══ DATA IN THIS EXERCISE

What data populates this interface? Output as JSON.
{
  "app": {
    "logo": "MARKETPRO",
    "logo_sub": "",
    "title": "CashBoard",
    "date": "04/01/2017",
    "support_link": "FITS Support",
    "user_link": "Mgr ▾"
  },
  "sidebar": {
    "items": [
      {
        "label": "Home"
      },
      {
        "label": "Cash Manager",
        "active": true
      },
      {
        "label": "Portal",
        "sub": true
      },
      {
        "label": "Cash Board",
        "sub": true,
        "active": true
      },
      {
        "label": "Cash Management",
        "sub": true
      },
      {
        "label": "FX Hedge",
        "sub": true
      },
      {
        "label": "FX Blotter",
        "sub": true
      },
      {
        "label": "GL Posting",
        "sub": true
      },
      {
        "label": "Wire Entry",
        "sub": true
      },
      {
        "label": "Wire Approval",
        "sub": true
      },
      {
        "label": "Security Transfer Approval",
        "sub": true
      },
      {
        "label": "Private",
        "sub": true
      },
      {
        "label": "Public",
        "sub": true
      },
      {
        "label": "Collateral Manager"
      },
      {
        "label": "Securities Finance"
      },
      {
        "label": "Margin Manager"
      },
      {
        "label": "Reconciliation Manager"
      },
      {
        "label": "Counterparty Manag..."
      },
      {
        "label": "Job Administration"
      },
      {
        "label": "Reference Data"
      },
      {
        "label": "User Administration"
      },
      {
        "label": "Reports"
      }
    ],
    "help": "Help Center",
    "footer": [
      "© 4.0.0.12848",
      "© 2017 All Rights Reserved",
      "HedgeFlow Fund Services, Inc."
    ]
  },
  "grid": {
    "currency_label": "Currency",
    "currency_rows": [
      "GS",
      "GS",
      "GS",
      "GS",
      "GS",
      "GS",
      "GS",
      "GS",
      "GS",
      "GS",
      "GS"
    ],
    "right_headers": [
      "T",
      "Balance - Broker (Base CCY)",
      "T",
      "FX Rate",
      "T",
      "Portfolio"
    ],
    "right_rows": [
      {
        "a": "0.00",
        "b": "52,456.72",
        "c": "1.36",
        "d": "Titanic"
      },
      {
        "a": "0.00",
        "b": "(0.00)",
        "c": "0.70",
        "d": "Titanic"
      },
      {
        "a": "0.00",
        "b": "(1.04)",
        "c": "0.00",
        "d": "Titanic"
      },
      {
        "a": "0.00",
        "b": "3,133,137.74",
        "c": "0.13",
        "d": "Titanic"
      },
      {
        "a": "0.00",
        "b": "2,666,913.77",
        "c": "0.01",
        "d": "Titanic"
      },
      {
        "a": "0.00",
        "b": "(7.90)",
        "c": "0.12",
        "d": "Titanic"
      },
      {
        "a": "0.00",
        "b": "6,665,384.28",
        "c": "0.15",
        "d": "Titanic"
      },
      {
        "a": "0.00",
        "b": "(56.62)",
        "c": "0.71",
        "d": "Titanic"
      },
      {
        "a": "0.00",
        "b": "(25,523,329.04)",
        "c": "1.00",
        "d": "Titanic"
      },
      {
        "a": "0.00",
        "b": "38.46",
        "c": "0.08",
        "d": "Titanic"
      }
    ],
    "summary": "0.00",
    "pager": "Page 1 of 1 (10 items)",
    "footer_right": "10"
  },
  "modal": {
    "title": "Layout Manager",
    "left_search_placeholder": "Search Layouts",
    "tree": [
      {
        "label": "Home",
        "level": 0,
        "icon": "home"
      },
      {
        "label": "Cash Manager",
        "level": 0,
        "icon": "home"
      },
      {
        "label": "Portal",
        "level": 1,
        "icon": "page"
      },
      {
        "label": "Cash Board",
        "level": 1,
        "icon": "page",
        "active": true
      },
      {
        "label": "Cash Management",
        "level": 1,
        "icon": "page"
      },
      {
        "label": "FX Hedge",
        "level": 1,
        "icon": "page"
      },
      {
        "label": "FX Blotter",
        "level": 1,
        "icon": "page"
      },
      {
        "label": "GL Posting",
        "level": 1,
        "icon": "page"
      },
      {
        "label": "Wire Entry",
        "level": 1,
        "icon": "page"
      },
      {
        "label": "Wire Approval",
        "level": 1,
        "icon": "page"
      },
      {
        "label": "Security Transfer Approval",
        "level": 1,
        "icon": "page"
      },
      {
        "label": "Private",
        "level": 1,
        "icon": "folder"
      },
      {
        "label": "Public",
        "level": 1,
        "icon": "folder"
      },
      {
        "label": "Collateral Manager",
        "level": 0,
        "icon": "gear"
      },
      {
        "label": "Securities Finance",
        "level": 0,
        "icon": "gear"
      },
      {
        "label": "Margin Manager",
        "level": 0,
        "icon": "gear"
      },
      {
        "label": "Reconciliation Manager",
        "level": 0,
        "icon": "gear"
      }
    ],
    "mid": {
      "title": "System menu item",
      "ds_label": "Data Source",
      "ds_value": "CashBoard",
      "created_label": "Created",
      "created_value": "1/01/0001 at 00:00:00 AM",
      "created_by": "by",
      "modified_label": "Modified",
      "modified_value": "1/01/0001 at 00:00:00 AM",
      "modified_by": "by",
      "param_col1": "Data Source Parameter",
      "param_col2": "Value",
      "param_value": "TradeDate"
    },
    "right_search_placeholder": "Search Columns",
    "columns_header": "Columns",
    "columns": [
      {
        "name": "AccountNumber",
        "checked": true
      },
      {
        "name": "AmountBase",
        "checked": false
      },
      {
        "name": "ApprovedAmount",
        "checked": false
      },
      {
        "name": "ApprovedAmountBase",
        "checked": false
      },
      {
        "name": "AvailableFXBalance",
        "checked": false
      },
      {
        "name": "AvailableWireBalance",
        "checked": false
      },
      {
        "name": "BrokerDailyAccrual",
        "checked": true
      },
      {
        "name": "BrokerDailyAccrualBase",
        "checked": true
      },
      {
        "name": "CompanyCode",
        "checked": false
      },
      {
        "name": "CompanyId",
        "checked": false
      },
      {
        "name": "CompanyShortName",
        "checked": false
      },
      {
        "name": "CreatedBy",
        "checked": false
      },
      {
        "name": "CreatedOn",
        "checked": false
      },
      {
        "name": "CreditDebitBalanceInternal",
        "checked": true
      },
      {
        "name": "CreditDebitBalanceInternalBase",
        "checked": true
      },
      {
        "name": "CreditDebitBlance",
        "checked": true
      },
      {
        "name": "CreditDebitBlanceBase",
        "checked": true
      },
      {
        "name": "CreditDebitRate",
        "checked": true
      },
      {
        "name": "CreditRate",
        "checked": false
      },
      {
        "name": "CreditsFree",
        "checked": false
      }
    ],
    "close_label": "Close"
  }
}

════

▸ **EXERCISE DETAILS**: Answer with one number: how many lines in the listing hold "Finance".

▸ **SOLVED EXERCISE**: 2